WHAT YOU WILL DO:
Copy out the records in full, word for word, without pictures.

EXTRACTED RECORDS:
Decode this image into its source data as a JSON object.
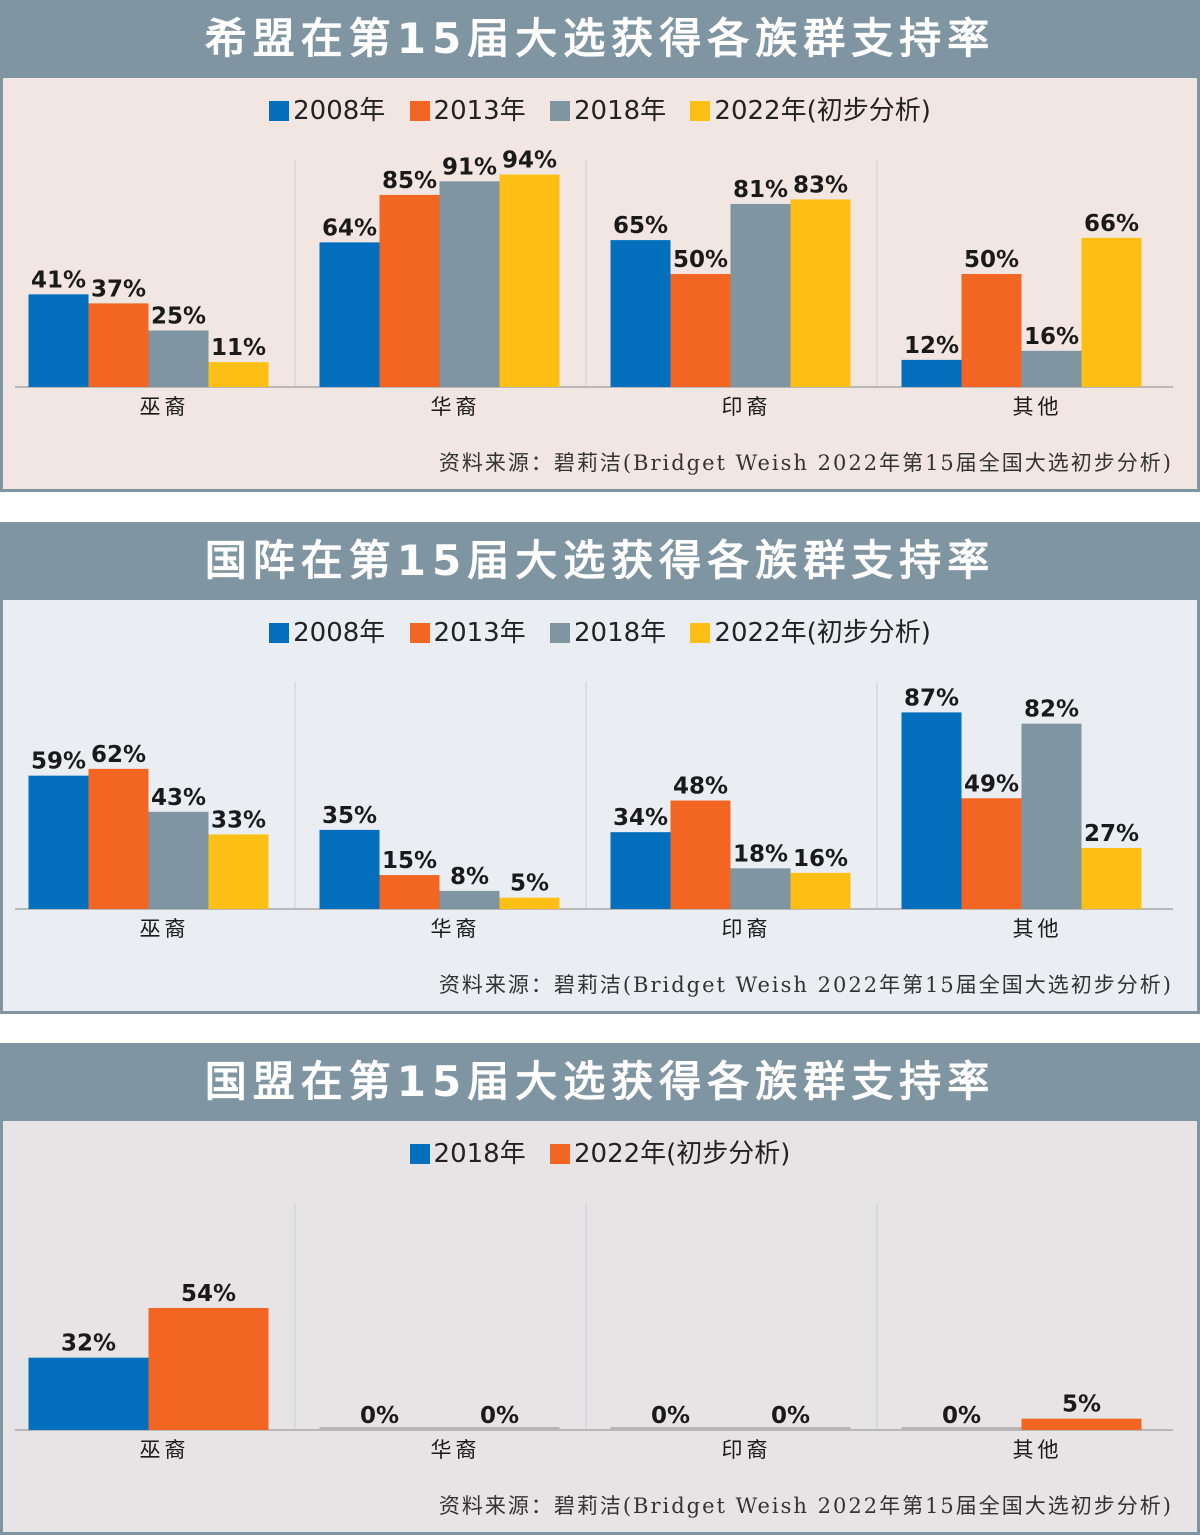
{
  "colors": {
    "header_bg": "#7f95a1",
    "s2008": "#0470bd",
    "s2013": "#f26522",
    "s2018": "#7f95a1",
    "s2022": "#fdbf14",
    "panel1_bg": "#f1e6e1",
    "panel2_bg": "#eaedf1",
    "panel3_bg": "#e6e4e4"
  },
  "source_text": "资料来源：碧莉洁(Bridget Weish 2022年第15届全国大选初步分析)",
  "chart_data": [
    {
      "type": "bar",
      "title": "希盟在第15届大选获得各族群支持率",
      "categories": [
        "巫裔",
        "华裔",
        "印裔",
        "其他"
      ],
      "series": [
        {
          "name": "2008年",
          "values": [
            41,
            64,
            65,
            12
          ],
          "labels": [
            "41%",
            "64%",
            "65%",
            "12%"
          ],
          "color": "#0470bd"
        },
        {
          "name": "2013年",
          "values": [
            37,
            85,
            50,
            50
          ],
          "labels": [
            "37%",
            "85%",
            "50%",
            "50%"
          ],
          "color": "#f26522"
        },
        {
          "name": "2018年",
          "values": [
            25,
            91,
            81,
            16
          ],
          "labels": [
            "25%",
            "91%",
            "81%",
            "16%"
          ],
          "color": "#7f95a1"
        },
        {
          "name": "2022年(初步分析)",
          "values": [
            11,
            94,
            83,
            66
          ],
          "labels": [
            "11%",
            "94%",
            "83%",
            "66%"
          ],
          "color": "#fdbf14"
        }
      ],
      "ylim": [
        0,
        100
      ],
      "legend": "top-center"
    },
    {
      "type": "bar",
      "title": "国阵在第15届大选获得各族群支持率",
      "categories": [
        "巫裔",
        "华裔",
        "印裔",
        "其他"
      ],
      "series": [
        {
          "name": "2008年",
          "values": [
            59,
            35,
            34,
            87
          ],
          "labels": [
            "59%",
            "35%",
            "34%",
            "87%"
          ],
          "color": "#0470bd"
        },
        {
          "name": "2013年",
          "values": [
            62,
            15,
            48,
            49
          ],
          "labels": [
            "62%",
            "15%",
            "48%",
            "49%"
          ],
          "color": "#f26522"
        },
        {
          "name": "2018年",
          "values": [
            43,
            8,
            18,
            82
          ],
          "labels": [
            "43%",
            "8%",
            "18%",
            "82%"
          ],
          "color": "#7f95a1"
        },
        {
          "name": "2022年(初步分析)",
          "values": [
            33,
            5,
            16,
            27
          ],
          "labels": [
            "33%",
            "5%",
            "16%",
            "27%"
          ],
          "color": "#fdbf14"
        }
      ],
      "ylim": [
        0,
        100
      ],
      "legend": "top-center"
    },
    {
      "type": "bar",
      "title": "国盟在第15届大选获得各族群支持率",
      "categories": [
        "巫裔",
        "华裔",
        "印裔",
        "其他"
      ],
      "series": [
        {
          "name": "2018年",
          "values": [
            32,
            0,
            0,
            0
          ],
          "labels": [
            "32%",
            "0%",
            "0%",
            "0%"
          ],
          "color": "#0470bd"
        },
        {
          "name": "2022年(初步分析)",
          "values": [
            54,
            0,
            0,
            5
          ],
          "labels": [
            "54%",
            "0%",
            "0%",
            "5%"
          ],
          "color": "#f26522"
        }
      ],
      "ylim": [
        0,
        100
      ],
      "legend": "top-center"
    }
  ]
}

EXERCISE RESPONSE:
Decode this image into its source data as a JSON object.
{
  "colors": {
    "header_bg": "#7f95a1",
    "s2008": "#0470bd",
    "s2013": "#f26522",
    "s2018": "#7f95a1",
    "s2022": "#fdbf14",
    "panel1_bg": "#f1e6e1",
    "panel2_bg": "#eaedf1",
    "panel3_bg": "#e6e4e4"
  },
  "source_text": "资料来源：碧莉洁(Bridget Weish 2022年第15届全国大选初步分析)",
  "chart_data": [
    {
      "type": "bar",
      "title": "希盟在第15届大选获得各族群支持率",
      "categories": [
        "巫裔",
        "华裔",
        "印裔",
        "其他"
      ],
      "series": [
        {
          "name": "2008年",
          "values": [
            41,
            64,
            65,
            12
          ],
          "labels": [
            "41%",
            "64%",
            "65%",
            "12%"
          ],
          "color": "#0470bd"
        },
        {
          "name": "2013年",
          "values": [
            37,
            85,
            50,
            50
          ],
          "labels": [
            "37%",
            "85%",
            "50%",
            "50%"
          ],
          "color": "#f26522"
        },
        {
          "name": "2018年",
          "values": [
            25,
            91,
            81,
            16
          ],
          "labels": [
            "25%",
            "91%",
            "81%",
            "16%"
          ],
          "color": "#7f95a1"
        },
        {
          "name": "2022年(初步分析)",
          "values": [
            11,
            94,
            83,
            66
          ],
          "labels": [
            "11%",
            "94%",
            "83%",
            "66%"
          ],
          "color": "#fdbf14"
        }
      ],
      "ylim": [
        0,
        100
      ],
      "legend": "top-center"
    },
    {
      "type": "bar",
      "title": "国阵在第15届大选获得各族群支持率",
      "categories": [
        "巫裔",
        "华裔",
        "印裔",
        "其他"
      ],
      "series": [
        {
          "name": "2008年",
          "values": [
            59,
            35,
            34,
            87
          ],
          "labels": [
            "59%",
            "35%",
            "34%",
            "87%"
          ],
          "color": "#0470bd"
        },
        {
          "name": "2013年",
          "values": [
            62,
            15,
            48,
            49
          ],
          "labels": [
            "62%",
            "15%",
            "48%",
            "49%"
          ],
          "color": "#f26522"
        },
        {
          "name": "2018年",
          "values": [
            43,
            8,
            18,
            82
          ],
          "labels": [
            "43%",
            "8%",
            "18%",
            "82%"
          ],
          "color": "#7f95a1"
        },
        {
          "name": "2022年(初步分析)",
          "values": [
            33,
            5,
            16,
            27
          ],
          "labels": [
            "33%",
            "5%",
            "16%",
            "27%"
          ],
          "color": "#fdbf14"
        }
      ],
      "ylim": [
        0,
        100
      ],
      "legend": "top-center"
    },
    {
      "type": "bar",
      "title": "国盟在第15届大选获得各族群支持率",
      "categories": [
        "巫裔",
        "华裔",
        "印裔",
        "其他"
      ],
      "series": [
        {
          "name": "2018年",
          "values": [
            32,
            0,
            0,
            0
          ],
          "labels": [
            "32%",
            "0%",
            "0%",
            "0%"
          ],
          "color": "#0470bd"
        },
        {
          "name": "2022年(初步分析)",
          "values": [
            54,
            0,
            0,
            5
          ],
          "labels": [
            "54%",
            "0%",
            "0%",
            "5%"
          ],
          "color": "#f26522"
        }
      ],
      "ylim": [
        0,
        100
      ],
      "legend": "top-center"
    }
  ]
}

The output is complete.